*ROWS*.
□ □ □ □ □

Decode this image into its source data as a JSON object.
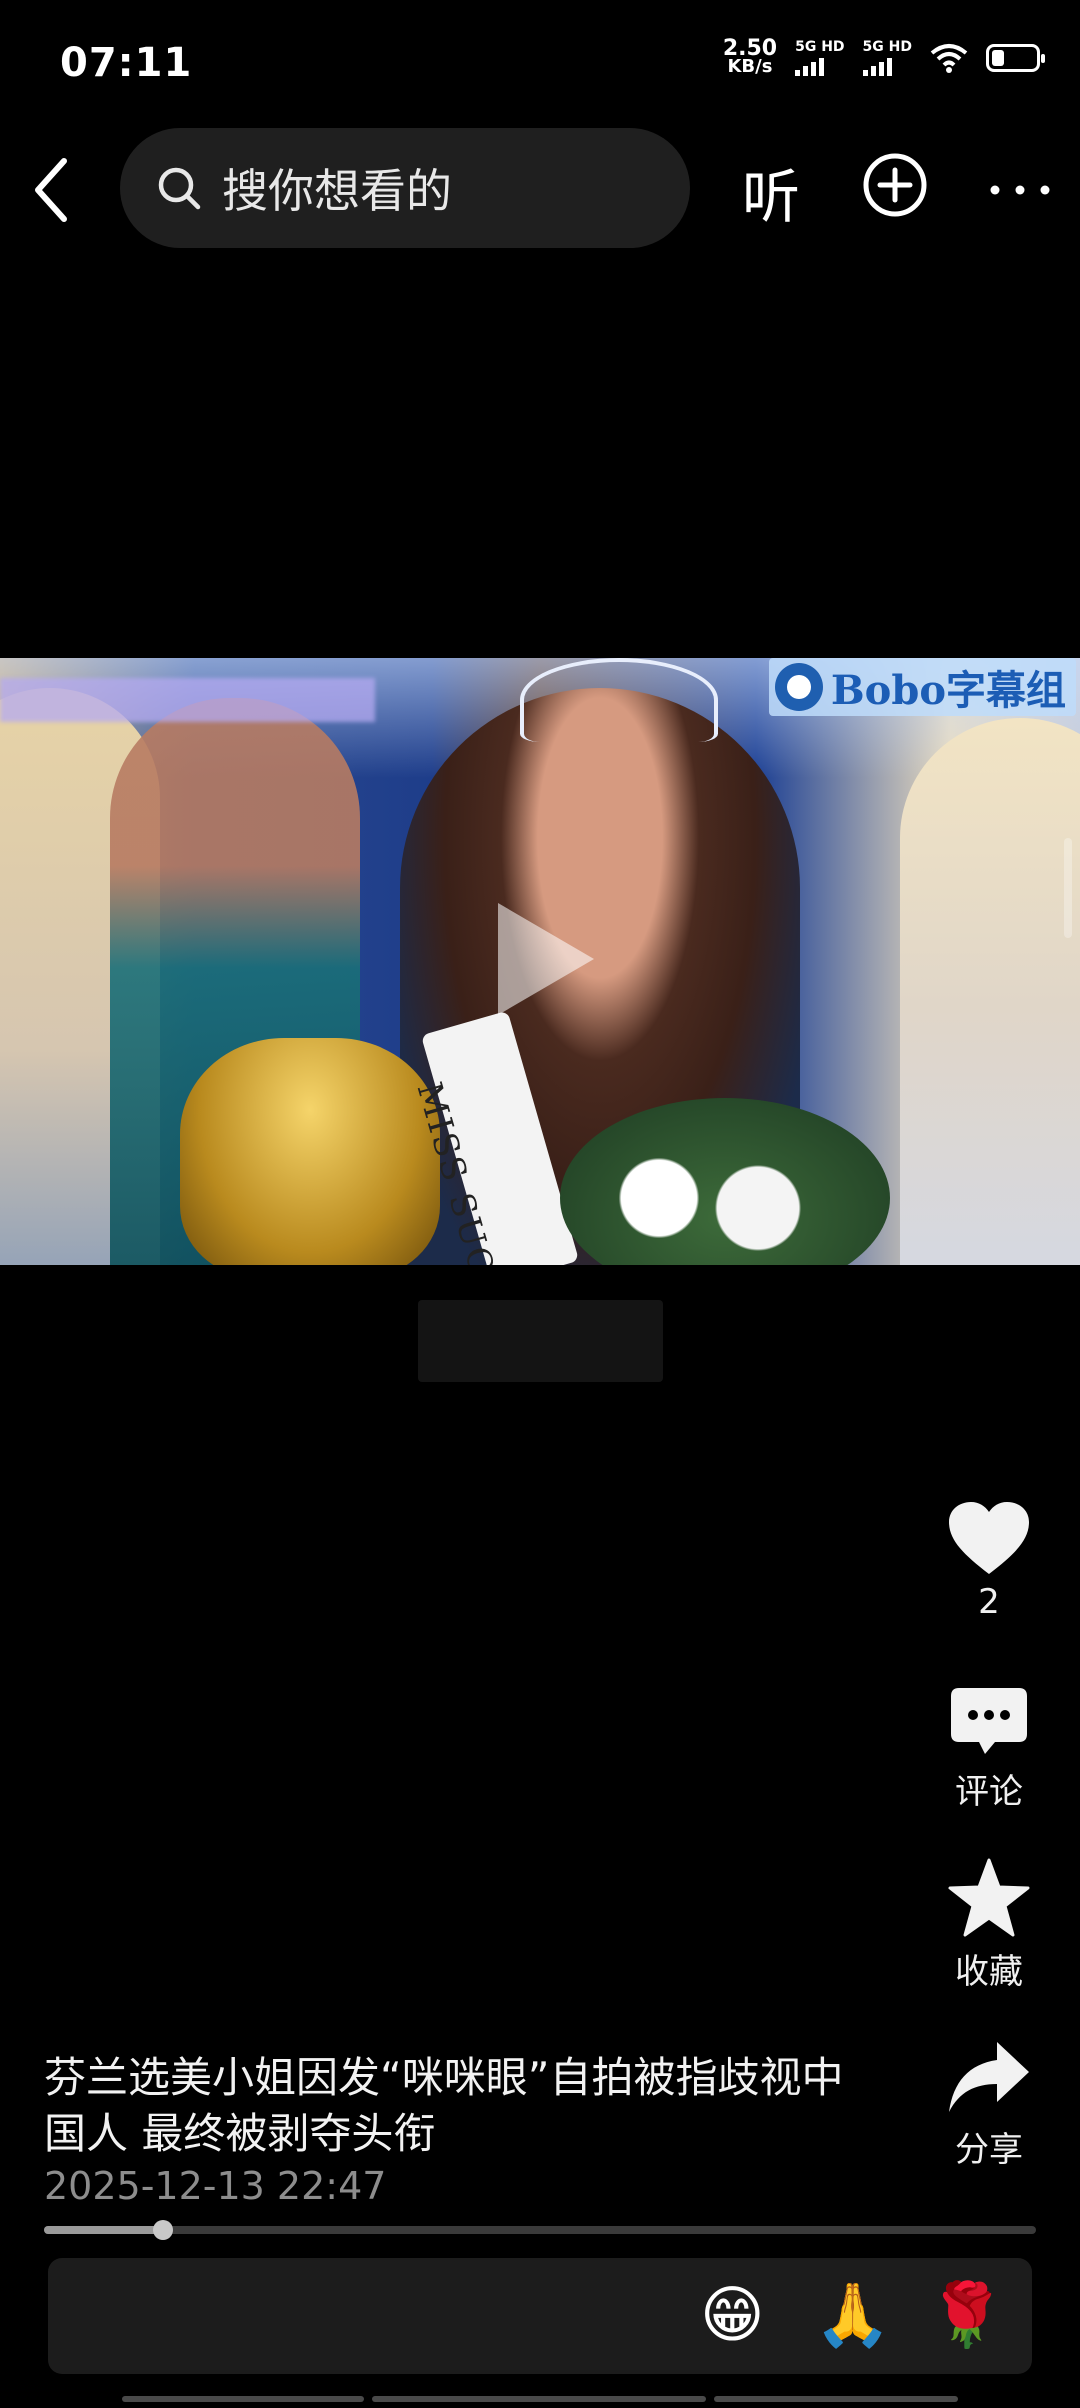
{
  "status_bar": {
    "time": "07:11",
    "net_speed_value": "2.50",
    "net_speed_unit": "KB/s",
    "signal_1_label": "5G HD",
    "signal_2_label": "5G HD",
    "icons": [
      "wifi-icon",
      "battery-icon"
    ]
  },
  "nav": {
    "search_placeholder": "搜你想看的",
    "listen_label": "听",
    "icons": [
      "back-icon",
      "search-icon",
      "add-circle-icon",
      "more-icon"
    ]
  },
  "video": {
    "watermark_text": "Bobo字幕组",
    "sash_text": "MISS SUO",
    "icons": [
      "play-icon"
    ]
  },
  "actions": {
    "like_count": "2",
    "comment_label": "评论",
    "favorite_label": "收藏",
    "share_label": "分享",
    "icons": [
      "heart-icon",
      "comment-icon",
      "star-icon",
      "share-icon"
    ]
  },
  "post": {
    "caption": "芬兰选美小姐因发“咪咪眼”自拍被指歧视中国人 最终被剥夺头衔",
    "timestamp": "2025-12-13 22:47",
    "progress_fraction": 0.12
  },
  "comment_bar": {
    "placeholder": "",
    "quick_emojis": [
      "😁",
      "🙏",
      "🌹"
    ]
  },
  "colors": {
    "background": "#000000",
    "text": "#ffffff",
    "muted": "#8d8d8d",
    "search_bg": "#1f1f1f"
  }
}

□ □ □ □ □

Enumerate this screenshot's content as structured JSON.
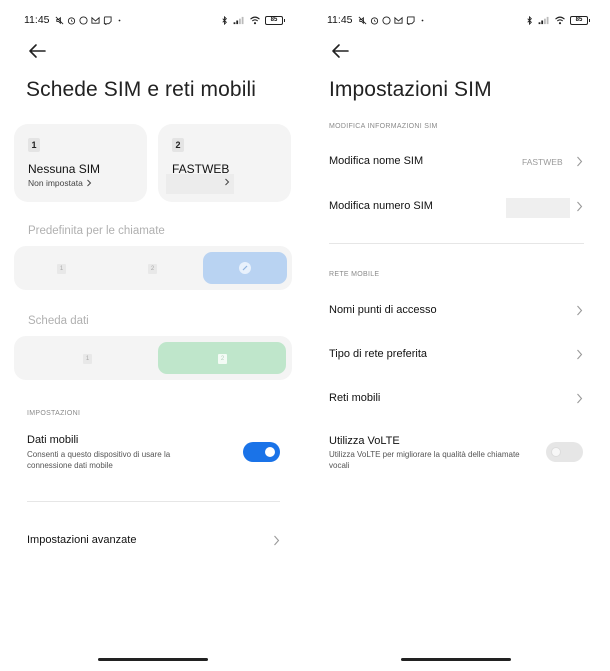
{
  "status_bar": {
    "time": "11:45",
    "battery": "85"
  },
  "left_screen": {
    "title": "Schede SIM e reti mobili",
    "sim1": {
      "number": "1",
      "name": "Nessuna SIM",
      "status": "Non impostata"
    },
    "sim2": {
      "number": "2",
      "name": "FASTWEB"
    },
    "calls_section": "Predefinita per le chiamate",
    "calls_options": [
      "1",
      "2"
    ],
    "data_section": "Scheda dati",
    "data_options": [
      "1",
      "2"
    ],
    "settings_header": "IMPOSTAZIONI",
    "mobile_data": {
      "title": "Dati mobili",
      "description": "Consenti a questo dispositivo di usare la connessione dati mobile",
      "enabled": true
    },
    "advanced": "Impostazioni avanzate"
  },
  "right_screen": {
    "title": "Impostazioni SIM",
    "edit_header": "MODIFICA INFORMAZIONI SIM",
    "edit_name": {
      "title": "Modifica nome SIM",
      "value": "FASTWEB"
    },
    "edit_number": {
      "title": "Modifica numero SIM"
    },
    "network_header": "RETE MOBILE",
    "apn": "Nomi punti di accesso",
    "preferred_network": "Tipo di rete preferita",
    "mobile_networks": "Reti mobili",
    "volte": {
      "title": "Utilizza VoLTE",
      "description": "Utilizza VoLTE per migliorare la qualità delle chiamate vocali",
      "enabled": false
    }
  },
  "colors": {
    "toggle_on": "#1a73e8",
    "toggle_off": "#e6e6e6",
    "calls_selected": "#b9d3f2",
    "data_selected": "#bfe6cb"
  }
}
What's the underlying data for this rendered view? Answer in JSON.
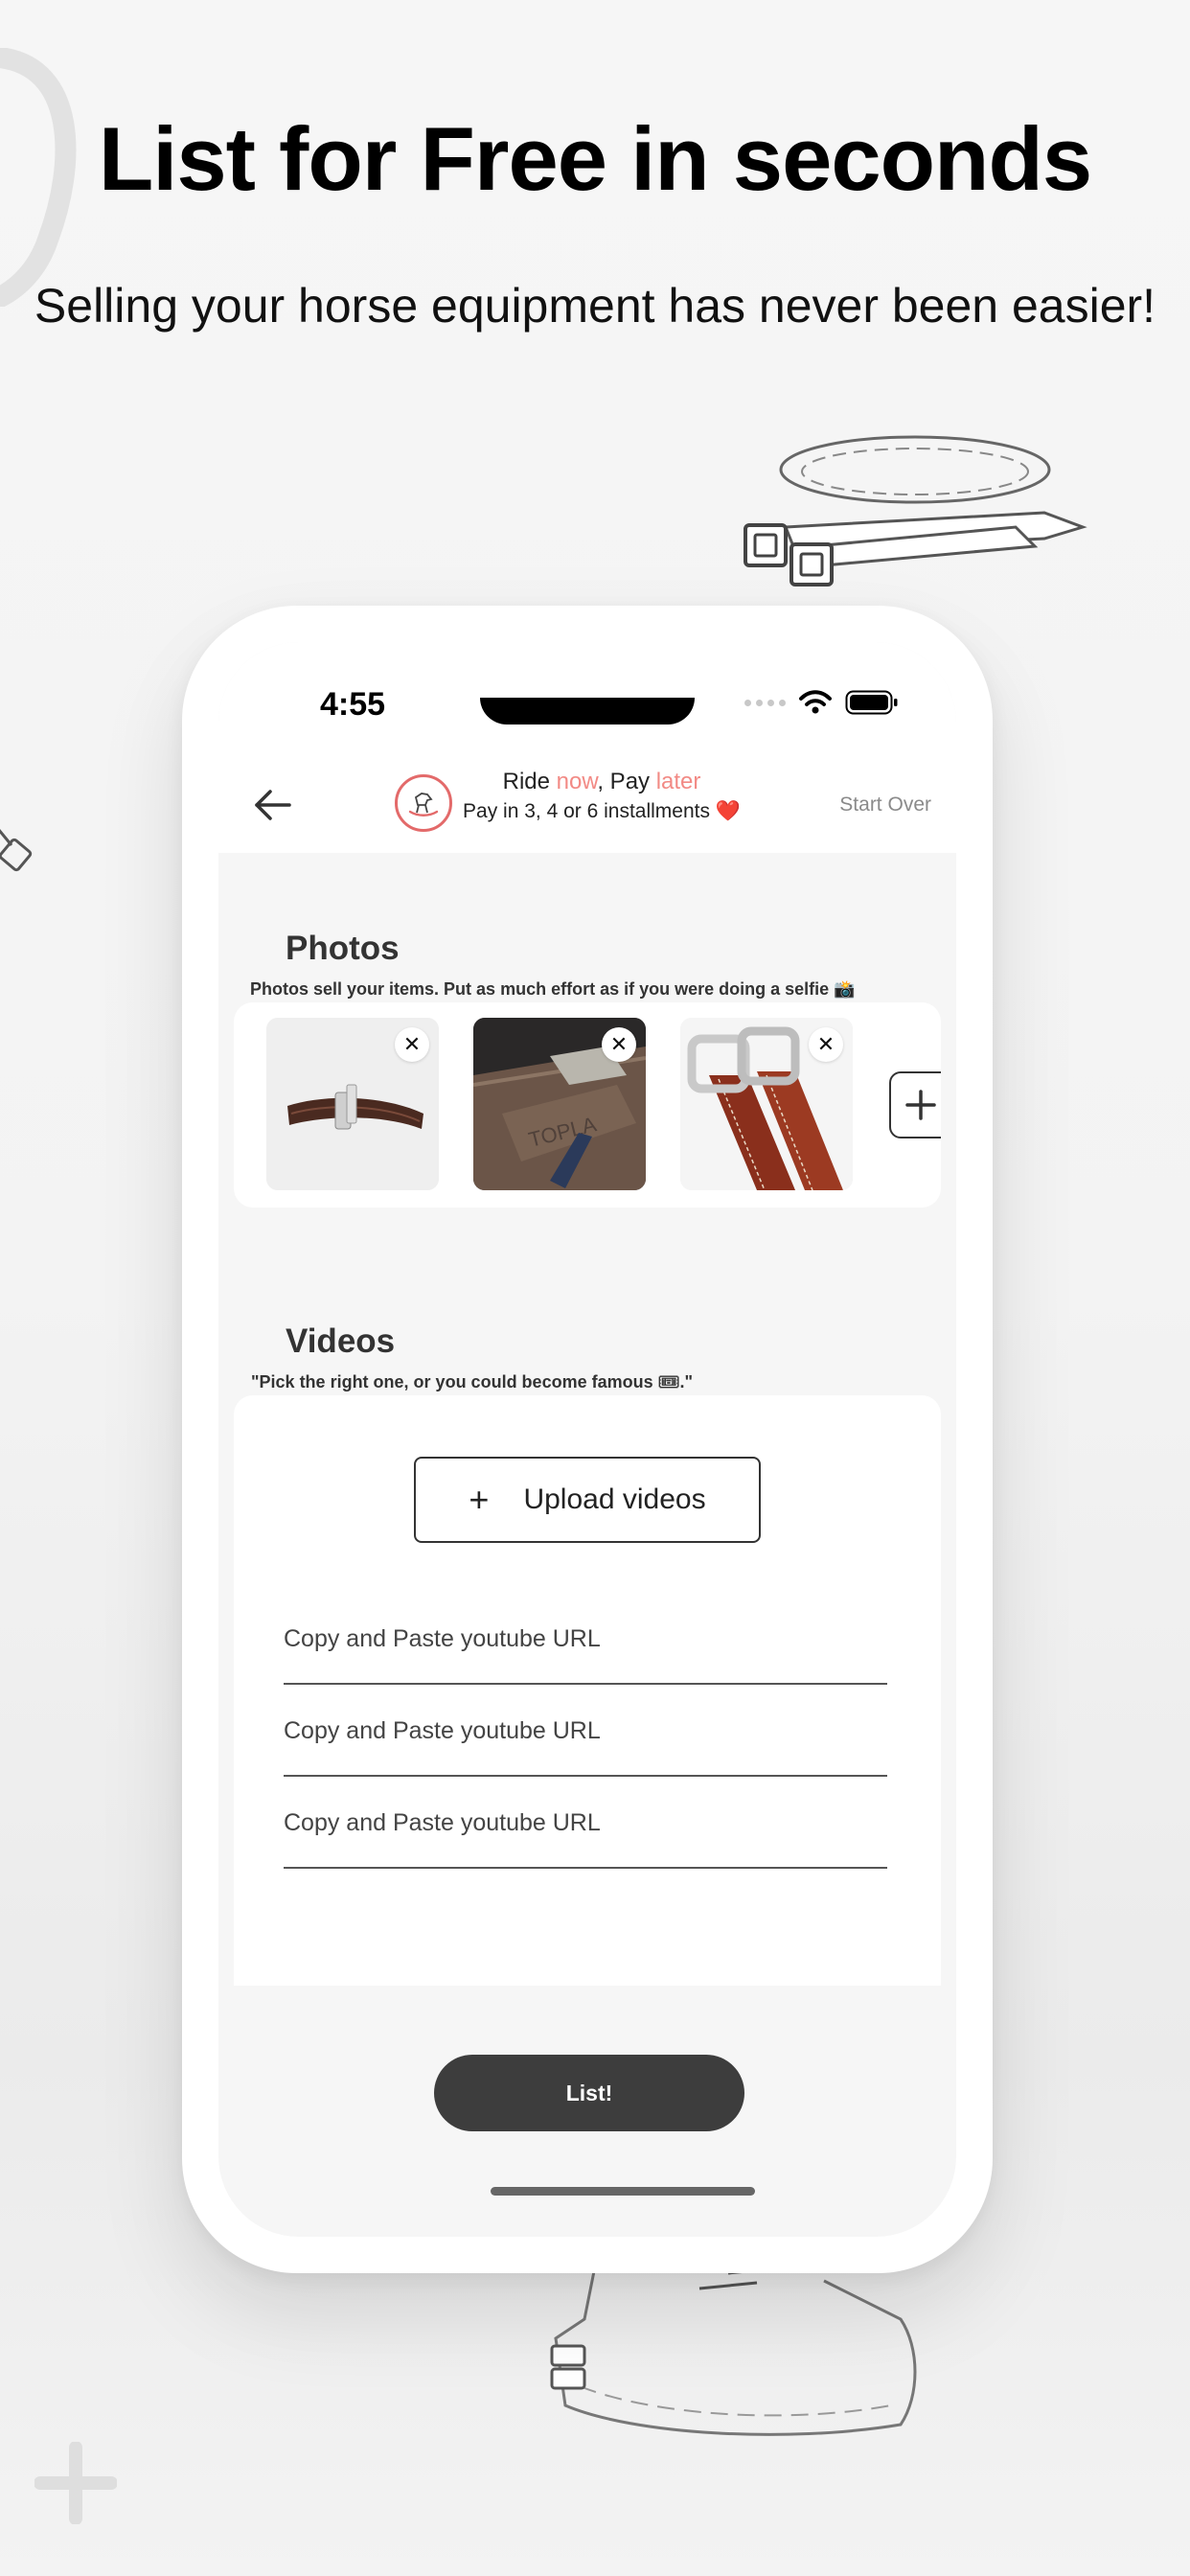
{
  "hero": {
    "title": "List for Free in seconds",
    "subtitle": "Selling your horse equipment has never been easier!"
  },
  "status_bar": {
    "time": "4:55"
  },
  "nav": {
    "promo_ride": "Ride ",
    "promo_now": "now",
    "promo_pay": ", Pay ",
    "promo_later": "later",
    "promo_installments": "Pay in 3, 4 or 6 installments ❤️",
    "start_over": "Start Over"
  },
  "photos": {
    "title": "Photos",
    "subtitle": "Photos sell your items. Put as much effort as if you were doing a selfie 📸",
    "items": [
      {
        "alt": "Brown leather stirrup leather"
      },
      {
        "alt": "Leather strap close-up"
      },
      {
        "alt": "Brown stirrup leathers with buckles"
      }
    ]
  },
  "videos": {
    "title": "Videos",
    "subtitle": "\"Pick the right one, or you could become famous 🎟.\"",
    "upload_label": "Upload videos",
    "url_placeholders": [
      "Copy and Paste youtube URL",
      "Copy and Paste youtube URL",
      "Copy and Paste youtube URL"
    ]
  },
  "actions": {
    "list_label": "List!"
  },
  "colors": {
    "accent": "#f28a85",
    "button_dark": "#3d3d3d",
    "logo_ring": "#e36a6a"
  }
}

□ □ □ □ □

*WHAT THIS TASK INVOLVES*. Pull every line containing "description" out of the records.

*WRITTEN ANSWER*.
      "description": "Consenti a questo dispositivo di usare la connessione dati mobile",
      "description": "Utilizza VoLTE per migliorare la qualità delle chiamate vocali",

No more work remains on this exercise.